Working data:
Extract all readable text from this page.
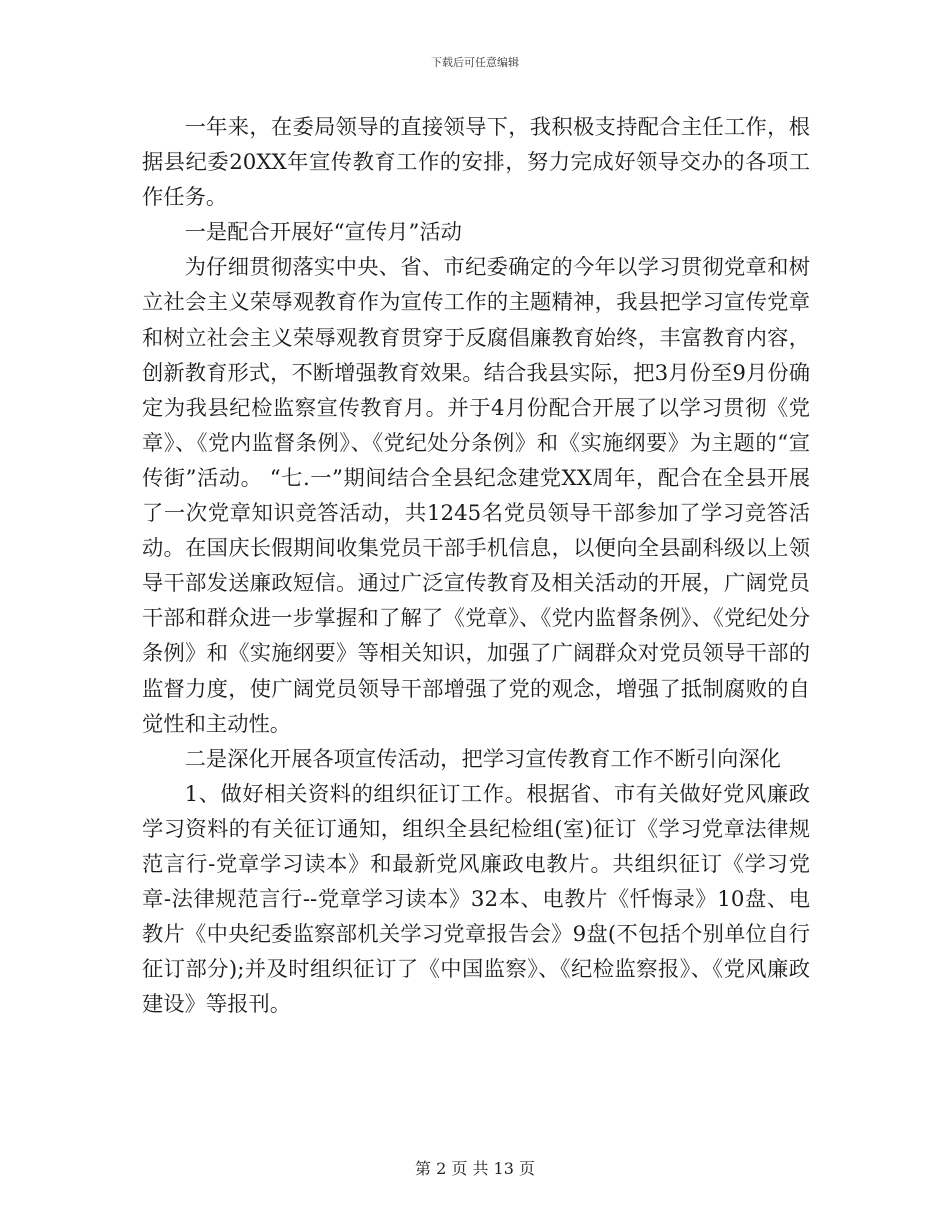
下载后可任意编辑

一年来，在委局领导的直接领导下，我积极支持配合主任工作，根据县纪委20XX年宣传教育工作的安排，努力完成好领导交办的各项工作任务。

一是配合开展好“宣传月”活动

为仔细贯彻落实中央、省、市纪委确定的今年以学习贯彻党章和树立社会主义荣辱观教育作为宣传工作的主题精神，我县把学习宣传党章和树立社会主义荣辱观教育贯穿于反腐倡廉教育始终，丰富教育内容，创新教育形式，不断增强教育效果。结合我县实际，把3月份至9月份确定为我县纪检监察宣传教育月。并于4月份配合开展了以学习贯彻《党章》、《党内监督条例》、《党纪处分条例》和《实施纲要》为主题的“宣传街”活动。 “七.一”期间结合全县纪念建党XX周年，配合在全县开展了一次党章知识竞答活动，共1245名党员领导干部参加了学习竞答活动。在国庆长假期间收集党员干部手机信息，以便向全县副科级以上领导干部发送廉政短信。通过广泛宣传教育及相关活动的开展，广阔党员干部和群众进一步掌握和了解了《党章》、《党内监督条例》、《党纪处分条例》和《实施纲要》等相关知识，加强了广阔群众对党员领导干部的监督力度，使广阔党员领导干部增强了党的观念，增强了抵制腐败的自觉性和主动性。

二是深化开展各项宣传活动，把学习宣传教育工作不断引向深化

1、做好相关资料的组织征订工作。根据省、市有关做好党风廉政学习资料的有关征订通知，组织全县纪检组(室)征订《学习党章法律规范言行-党章学习读本》和最新党风廉政电教片。共组织征订《学习党章-法律规范言行--党章学习读本》32本、电教片《忏悔录》10盘、电教片《中央纪委监察部机关学习党章报告会》9盘(不包括个别单位自行征订部分);并及时组织征订了《中国监察》、《纪检监察报》、《党风廉政建设》等报刊。

第 2 页 共 13 页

Stated problem: From the listing above, print every entry precisely and drop the pictures.

Solution:
Extract all readable text from this page.
下载后可任意编辑

一年来，在委局领导的直接领导下，我积极支持配合主任工作，根据县纪委20XX年宣传教育工作的安排，努力完成好领导交办的各项工作任务。

一是配合开展好“宣传月”活动

为仔细贯彻落实中央、省、市纪委确定的今年以学习贯彻党章和树立社会主义荣辱观教育作为宣传工作的主题精神，我县把学习宣传党章和树立社会主义荣辱观教育贯穿于反腐倡廉教育始终，丰富教育内容，创新教育形式，不断增强教育效果。结合我县实际，把3月份至9月份确定为我县纪检监察宣传教育月。并于4月份配合开展了以学习贯彻《党章》、《党内监督条例》、《党纪处分条例》和《实施纲要》为主题的“宣传街”活动。 “七.一”期间结合全县纪念建党XX周年，配合在全县开展了一次党章知识竞答活动，共1245名党员领导干部参加了学习竞答活动。在国庆长假期间收集党员干部手机信息，以便向全县副科级以上领导干部发送廉政短信。通过广泛宣传教育及相关活动的开展，广阔党员干部和群众进一步掌握和了解了《党章》、《党内监督条例》、《党纪处分条例》和《实施纲要》等相关知识，加强了广阔群众对党员领导干部的监督力度，使广阔党员领导干部增强了党的观念，增强了抵制腐败的自觉性和主动性。

二是深化开展各项宣传活动，把学习宣传教育工作不断引向深化

1、做好相关资料的组织征订工作。根据省、市有关做好党风廉政学习资料的有关征订通知，组织全县纪检组(室)征订《学习党章法律规范言行-党章学习读本》和最新党风廉政电教片。共组织征订《学习党章-法律规范言行--党章学习读本》32本、电教片《忏悔录》10盘、电教片《中央纪委监察部机关学习党章报告会》9盘(不包括个别单位自行征订部分);并及时组织征订了《中国监察》、《纪检监察报》、《党风廉政建设》等报刊。

第 2 页 共 13 页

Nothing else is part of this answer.